*Items listed in a dataset*
((

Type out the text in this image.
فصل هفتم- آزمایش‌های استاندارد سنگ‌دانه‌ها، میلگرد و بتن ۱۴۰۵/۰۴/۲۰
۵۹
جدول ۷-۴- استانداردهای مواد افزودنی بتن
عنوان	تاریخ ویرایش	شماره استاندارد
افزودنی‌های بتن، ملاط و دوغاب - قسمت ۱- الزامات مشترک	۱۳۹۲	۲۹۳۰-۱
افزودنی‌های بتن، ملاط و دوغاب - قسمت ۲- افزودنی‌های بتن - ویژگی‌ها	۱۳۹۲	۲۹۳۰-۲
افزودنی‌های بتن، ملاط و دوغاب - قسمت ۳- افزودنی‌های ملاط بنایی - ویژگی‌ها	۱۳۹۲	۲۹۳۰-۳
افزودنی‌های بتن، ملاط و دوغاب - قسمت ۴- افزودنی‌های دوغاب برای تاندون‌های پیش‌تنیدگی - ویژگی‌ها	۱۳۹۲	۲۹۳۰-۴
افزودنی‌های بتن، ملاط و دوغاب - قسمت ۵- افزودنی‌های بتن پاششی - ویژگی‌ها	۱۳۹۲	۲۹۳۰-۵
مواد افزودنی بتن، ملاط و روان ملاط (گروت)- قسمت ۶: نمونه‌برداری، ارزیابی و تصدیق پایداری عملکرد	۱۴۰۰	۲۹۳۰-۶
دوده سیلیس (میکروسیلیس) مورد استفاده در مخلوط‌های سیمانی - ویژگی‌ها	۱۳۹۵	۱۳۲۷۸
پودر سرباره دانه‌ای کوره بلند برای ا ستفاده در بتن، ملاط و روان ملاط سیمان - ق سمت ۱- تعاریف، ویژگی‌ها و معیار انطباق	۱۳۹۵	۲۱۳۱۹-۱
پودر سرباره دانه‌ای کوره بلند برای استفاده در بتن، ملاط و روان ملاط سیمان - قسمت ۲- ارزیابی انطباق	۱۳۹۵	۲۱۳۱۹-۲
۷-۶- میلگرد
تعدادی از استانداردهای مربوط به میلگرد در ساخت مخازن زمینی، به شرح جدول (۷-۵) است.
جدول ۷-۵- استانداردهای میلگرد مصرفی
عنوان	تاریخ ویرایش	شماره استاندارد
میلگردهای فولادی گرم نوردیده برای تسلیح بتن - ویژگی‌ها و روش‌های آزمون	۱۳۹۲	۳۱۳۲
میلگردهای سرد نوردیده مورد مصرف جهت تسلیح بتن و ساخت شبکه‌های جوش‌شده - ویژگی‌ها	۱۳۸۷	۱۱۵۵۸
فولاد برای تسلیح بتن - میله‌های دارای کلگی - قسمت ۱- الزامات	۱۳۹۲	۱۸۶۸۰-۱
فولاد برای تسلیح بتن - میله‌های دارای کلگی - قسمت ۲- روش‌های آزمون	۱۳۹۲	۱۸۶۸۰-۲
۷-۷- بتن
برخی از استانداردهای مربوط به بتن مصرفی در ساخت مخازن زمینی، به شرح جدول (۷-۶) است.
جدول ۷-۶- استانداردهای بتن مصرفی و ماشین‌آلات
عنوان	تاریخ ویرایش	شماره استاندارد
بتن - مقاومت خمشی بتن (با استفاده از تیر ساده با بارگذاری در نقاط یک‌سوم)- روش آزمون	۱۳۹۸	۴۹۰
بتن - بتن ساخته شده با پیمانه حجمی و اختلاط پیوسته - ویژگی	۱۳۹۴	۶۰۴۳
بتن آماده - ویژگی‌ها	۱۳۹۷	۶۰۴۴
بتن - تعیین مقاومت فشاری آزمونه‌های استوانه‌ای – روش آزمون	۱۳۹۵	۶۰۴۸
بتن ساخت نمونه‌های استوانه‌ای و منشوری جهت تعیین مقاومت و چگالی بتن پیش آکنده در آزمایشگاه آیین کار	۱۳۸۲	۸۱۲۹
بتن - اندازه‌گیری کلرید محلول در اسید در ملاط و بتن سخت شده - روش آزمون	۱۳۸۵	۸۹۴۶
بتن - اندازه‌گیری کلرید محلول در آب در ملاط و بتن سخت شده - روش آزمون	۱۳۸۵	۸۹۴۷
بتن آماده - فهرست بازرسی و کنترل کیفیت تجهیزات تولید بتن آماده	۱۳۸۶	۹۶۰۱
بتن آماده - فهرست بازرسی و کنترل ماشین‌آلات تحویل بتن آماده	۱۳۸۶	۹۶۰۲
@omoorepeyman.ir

))

*To do*
Each line of the listing above should be output exactly.

*Complete response*
Type out the text in this image.
فصل هفتم- آزمایش‌های استاندارد سنگ‌دانه‌ها، میلگرد و بتن ۱۴۰۵/۰۴/۲۰
۵۹
جدول ۷-۴- استانداردهای مواد افزودنی بتن
عنوان	تاریخ ویرایش	شماره استاندارد
افزودنی‌های بتن، ملاط و دوغاب - قسمت ۱- الزامات مشترک	۱۳۹۲	۲۹۳۰-۱
افزودنی‌های بتن، ملاط و دوغاب - قسمت ۲- افزودنی‌های بتن - ویژگی‌ها	۱۳۹۲	۲۹۳۰-۲
افزودنی‌های بتن، ملاط و دوغاب - قسمت ۳- افزودنی‌های ملاط بنایی - ویژگی‌ها	۱۳۹۲	۲۹۳۰-۳
افزودنی‌های بتن، ملاط و دوغاب - قسمت ۴- افزودنی‌های دوغاب برای تاندون‌های پیش‌تنیدگی - ویژگی‌ها	۱۳۹۲	۲۹۳۰-۴
افزودنی‌های بتن، ملاط و دوغاب - قسمت ۵- افزودنی‌های بتن پاششی - ویژگی‌ها	۱۳۹۲	۲۹۳۰-۵
مواد افزودنی بتن، ملاط و روان ملاط (گروت)- قسمت ۶: نمونه‌برداری، ارزیابی و تصدیق پایداری عملکرد	۱۴۰۰	۲۹۳۰-۶
دوده سیلیس (میکروسیلیس) مورد استفاده در مخلوط‌های سیمانی - ویژگی‌ها	۱۳۹۵	۱۳۲۷۸
پودر سرباره دانه‌ای کوره بلند برای ا ستفاده در بتن، ملاط و روان ملاط سیمان - ق سمت ۱- تعاریف، ویژگی‌ها و معیار انطباق	۱۳۹۵	۲۱۳۱۹-۱
پودر سرباره دانه‌ای کوره بلند برای استفاده در بتن، ملاط و روان ملاط سیمان - قسمت ۲- ارزیابی انطباق	۱۳۹۵	۲۱۳۱۹-۲
۷-۶- میلگرد
تعدادی از استانداردهای مربوط به میلگرد در ساخت مخازن زمینی، به شرح جدول (۷-۵) است.
جدول ۷-۵- استانداردهای میلگرد مصرفی
عنوان	تاریخ ویرایش	شماره استاندارد
میلگردهای فولادی گرم نوردیده برای تسلیح بتن - ویژگی‌ها و روش‌های آزمون	۱۳۹۲	۳۱۳۲
میلگردهای سرد نوردیده مورد مصرف جهت تسلیح بتن و ساخت شبکه‌های جوش‌شده - ویژگی‌ها	۱۳۸۷	۱۱۵۵۸
فولاد برای تسلیح بتن - میله‌های دارای کلگی - قسمت ۱- الزامات	۱۳۹۲	۱۸۶۸۰-۱
فولاد برای تسلیح بتن - میله‌های دارای کلگی - قسمت ۲- روش‌های آزمون	۱۳۹۲	۱۸۶۸۰-۲
۷-۷- بتن
برخی از استانداردهای مربوط به بتن مصرفی در ساخت مخازن زمینی، به شرح جدول (۷-۶) است.
جدول ۷-۶- استانداردهای بتن مصرفی و ماشین‌آلات
عنوان	تاریخ ویرایش	شماره استاندارد
بتن - مقاومت خمشی بتن (با استفاده از تیر ساده با بارگذاری در نقاط یک‌سوم)- روش آزمون	۱۳۹۸	۴۹۰
بتن - بتن ساخته شده با پیمانه حجمی و اختلاط پیوسته - ویژگی	۱۳۹۴	۶۰۴۳
بتن آماده - ویژگی‌ها	۱۳۹۷	۶۰۴۴
بتن - تعیین مقاومت فشاری آزمونه‌های استوانه‌ای – روش آزمون	۱۳۹۵	۶۰۴۸
بتن ساخت نمونه‌های استوانه‌ای و منشوری جهت تعیین مقاومت و چگالی بتن پیش آکنده در آزمایشگاه آیین کار	۱۳۸۲	۸۱۲۹
بتن - اندازه‌گیری کلرید محلول در اسید در ملاط و بتن سخت شده - روش آزمون	۱۳۸۵	۸۹۴۶
بتن - اندازه‌گیری کلرید محلول در آب در ملاط و بتن سخت شده - روش آزمون	۱۳۸۵	۸۹۴۷
بتن آماده - فهرست بازرسی و کنترل کیفیت تجهیزات تولید بتن آماده	۱۳۸۶	۹۶۰۱
بتن آماده - فهرست بازرسی و کنترل ماشین‌آلات تحویل بتن آماده	۱۳۸۶	۹۶۰۲
@omoorepeyman.ir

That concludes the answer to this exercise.